Excerpts from a figure dataset:
## Start

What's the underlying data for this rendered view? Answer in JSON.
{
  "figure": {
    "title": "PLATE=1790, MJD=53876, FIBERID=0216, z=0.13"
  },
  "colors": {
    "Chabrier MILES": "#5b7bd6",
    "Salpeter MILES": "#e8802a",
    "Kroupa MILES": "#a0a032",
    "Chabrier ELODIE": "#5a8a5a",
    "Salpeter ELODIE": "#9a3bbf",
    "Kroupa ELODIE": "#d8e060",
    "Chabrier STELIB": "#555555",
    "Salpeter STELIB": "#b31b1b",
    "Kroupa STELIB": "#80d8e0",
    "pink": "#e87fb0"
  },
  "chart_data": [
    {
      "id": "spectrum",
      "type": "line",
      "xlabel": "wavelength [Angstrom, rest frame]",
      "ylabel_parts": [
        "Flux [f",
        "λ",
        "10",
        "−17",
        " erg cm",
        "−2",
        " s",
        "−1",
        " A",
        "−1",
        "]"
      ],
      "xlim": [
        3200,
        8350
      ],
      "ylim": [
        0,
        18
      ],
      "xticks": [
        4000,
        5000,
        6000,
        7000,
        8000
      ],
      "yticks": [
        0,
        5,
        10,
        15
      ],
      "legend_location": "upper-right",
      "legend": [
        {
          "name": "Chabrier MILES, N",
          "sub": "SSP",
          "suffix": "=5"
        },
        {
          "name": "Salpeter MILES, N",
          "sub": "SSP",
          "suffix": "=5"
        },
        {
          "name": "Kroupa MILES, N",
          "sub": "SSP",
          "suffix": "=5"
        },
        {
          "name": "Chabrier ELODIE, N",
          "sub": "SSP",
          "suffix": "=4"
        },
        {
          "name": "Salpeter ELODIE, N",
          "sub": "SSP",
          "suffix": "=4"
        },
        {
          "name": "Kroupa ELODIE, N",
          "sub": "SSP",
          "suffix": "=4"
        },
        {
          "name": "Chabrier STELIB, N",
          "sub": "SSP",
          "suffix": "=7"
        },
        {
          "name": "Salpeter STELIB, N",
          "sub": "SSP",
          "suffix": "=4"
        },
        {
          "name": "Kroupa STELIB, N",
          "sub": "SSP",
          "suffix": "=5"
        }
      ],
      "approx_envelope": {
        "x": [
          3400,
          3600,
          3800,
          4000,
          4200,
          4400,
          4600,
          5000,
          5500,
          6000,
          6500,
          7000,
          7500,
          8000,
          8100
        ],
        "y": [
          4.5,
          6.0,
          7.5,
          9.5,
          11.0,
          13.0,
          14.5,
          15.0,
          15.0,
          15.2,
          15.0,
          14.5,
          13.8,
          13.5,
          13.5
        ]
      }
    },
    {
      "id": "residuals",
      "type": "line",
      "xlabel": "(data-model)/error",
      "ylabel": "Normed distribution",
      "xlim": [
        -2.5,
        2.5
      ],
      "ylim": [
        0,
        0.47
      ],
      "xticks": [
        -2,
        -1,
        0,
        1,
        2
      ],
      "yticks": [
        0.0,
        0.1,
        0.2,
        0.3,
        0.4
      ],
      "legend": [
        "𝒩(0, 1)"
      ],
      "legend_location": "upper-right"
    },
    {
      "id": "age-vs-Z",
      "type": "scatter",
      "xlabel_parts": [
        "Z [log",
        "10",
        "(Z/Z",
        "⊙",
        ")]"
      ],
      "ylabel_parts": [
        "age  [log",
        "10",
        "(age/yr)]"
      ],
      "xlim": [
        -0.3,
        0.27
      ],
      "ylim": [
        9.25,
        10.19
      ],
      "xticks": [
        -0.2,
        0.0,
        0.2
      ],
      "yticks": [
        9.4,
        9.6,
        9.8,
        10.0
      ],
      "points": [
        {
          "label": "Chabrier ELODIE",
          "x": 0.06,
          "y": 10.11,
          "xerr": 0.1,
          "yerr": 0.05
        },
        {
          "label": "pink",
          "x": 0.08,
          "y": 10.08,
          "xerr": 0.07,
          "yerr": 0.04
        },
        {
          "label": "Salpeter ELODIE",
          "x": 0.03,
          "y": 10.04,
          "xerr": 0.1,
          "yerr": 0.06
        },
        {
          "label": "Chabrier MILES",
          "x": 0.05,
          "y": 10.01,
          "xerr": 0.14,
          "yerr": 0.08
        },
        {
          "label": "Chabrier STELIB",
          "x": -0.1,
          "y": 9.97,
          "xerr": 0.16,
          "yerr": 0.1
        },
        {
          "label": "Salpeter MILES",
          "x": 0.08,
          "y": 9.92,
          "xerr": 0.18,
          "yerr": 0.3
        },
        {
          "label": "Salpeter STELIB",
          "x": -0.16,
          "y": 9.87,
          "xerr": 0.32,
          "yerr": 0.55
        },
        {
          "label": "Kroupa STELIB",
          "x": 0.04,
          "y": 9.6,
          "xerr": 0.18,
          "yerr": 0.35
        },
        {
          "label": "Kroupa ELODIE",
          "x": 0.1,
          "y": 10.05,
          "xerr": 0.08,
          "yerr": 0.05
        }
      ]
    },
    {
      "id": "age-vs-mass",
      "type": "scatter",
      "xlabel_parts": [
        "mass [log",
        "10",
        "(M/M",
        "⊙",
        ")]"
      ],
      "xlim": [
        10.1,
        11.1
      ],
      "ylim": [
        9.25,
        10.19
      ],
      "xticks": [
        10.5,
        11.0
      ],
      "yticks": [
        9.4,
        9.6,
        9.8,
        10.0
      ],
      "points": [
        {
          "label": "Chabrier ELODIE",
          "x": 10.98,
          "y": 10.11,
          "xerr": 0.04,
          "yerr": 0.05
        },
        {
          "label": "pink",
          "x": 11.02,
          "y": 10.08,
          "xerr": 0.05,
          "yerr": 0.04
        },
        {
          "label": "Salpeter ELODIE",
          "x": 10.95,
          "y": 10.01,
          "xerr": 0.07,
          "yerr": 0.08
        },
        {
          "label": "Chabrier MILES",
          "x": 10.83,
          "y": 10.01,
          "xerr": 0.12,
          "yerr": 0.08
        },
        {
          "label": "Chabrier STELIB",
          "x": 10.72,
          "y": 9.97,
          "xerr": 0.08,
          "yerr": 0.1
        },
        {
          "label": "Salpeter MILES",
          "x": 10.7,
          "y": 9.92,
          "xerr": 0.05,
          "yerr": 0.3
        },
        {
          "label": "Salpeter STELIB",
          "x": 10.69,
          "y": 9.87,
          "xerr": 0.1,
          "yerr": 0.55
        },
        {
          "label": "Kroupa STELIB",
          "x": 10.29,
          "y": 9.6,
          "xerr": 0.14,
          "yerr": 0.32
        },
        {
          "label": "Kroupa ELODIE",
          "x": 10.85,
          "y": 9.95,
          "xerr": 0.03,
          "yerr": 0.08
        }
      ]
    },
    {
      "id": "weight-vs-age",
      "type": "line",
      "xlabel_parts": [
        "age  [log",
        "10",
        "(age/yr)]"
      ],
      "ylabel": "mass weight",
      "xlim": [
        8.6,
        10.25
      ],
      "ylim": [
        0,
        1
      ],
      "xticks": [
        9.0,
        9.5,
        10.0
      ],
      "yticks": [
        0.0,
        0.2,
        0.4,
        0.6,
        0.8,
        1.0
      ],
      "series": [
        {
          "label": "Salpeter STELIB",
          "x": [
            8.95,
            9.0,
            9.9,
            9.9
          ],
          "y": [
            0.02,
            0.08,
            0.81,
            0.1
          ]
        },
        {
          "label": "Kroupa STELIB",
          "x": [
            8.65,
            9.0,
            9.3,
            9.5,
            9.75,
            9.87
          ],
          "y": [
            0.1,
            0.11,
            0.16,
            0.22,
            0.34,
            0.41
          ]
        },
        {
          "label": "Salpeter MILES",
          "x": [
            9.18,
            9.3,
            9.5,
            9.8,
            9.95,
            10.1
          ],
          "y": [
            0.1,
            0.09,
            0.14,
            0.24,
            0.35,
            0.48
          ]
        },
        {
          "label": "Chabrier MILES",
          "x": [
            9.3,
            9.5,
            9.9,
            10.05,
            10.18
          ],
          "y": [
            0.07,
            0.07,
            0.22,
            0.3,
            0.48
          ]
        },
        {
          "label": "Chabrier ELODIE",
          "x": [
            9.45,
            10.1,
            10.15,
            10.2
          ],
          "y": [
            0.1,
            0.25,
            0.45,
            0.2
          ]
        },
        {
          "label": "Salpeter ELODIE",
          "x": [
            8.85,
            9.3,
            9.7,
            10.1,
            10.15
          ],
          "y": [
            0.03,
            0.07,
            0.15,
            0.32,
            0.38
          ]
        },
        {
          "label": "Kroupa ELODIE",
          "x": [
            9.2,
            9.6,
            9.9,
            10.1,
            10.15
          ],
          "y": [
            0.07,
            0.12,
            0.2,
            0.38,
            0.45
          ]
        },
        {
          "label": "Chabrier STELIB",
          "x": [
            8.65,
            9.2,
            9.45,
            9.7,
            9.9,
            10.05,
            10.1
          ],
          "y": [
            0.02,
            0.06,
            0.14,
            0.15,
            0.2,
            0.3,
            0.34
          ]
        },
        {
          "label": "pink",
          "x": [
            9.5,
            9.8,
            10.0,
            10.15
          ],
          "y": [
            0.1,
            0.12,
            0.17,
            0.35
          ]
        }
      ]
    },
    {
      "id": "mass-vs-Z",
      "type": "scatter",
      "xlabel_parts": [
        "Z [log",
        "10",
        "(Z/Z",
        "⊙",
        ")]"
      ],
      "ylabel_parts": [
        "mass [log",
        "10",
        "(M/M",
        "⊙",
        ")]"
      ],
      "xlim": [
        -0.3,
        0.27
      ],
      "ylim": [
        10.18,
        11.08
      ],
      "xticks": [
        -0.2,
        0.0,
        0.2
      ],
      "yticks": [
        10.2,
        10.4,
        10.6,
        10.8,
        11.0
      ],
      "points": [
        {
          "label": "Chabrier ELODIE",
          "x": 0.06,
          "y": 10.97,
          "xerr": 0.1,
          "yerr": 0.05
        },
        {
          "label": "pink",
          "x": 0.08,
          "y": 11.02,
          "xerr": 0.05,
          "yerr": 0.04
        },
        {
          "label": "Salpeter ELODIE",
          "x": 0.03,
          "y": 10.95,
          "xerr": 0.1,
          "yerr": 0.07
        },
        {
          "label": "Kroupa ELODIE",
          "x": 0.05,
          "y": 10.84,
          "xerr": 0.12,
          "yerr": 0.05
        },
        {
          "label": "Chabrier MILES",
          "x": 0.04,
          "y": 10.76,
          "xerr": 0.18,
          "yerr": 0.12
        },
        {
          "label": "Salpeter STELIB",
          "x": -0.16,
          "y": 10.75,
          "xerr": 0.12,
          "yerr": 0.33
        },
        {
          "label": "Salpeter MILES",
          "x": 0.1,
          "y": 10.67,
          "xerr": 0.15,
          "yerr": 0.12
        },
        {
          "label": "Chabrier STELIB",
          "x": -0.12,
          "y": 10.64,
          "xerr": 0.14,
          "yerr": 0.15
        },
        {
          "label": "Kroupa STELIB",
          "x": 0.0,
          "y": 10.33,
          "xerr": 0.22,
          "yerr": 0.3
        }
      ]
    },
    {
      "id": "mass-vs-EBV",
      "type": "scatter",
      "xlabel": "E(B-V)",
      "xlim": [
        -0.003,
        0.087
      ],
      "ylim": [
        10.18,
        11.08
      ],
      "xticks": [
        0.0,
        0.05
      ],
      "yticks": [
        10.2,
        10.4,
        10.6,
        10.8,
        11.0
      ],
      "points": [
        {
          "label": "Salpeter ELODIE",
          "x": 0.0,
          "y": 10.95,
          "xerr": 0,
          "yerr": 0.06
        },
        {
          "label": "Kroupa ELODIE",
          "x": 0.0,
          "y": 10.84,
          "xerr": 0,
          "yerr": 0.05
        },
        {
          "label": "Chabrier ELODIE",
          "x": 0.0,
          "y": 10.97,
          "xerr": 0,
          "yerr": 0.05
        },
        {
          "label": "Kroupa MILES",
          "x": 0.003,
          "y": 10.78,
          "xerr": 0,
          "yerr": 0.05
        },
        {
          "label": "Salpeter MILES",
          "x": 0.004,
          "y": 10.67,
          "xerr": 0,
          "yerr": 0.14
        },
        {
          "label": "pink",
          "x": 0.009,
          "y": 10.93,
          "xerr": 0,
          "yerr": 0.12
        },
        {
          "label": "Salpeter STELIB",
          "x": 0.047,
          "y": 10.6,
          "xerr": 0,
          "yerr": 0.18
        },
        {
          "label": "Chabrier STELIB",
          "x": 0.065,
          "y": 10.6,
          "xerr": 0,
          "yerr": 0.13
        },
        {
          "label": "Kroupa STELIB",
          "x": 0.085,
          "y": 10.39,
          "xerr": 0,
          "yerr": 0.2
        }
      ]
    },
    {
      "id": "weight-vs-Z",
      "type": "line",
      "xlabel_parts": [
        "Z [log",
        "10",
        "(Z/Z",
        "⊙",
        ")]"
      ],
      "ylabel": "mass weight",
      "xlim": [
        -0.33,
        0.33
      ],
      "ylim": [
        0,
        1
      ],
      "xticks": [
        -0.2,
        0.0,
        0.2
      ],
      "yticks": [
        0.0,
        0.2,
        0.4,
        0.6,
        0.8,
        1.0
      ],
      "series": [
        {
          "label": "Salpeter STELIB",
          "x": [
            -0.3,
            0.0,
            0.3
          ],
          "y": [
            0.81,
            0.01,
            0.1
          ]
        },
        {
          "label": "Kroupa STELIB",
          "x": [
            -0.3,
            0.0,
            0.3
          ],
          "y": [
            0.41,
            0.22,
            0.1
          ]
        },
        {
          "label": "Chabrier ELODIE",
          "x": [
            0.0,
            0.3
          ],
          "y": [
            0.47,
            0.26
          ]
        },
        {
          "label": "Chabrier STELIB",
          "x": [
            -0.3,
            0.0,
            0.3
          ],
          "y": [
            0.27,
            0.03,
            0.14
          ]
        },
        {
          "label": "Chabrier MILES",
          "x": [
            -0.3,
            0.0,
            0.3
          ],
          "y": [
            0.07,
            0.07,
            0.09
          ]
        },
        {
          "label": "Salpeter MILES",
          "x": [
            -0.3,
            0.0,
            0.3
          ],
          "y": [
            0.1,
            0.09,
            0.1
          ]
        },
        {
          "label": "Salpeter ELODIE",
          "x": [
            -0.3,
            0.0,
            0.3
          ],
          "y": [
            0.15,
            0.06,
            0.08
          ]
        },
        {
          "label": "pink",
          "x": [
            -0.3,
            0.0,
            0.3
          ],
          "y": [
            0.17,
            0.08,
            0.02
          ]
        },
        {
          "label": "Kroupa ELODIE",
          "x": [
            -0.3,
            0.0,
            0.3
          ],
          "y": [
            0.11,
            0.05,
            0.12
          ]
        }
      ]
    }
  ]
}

## End

Description of the task: Find every line with "upper" in the listing and state how many there are, nothing else.

Written solution: 2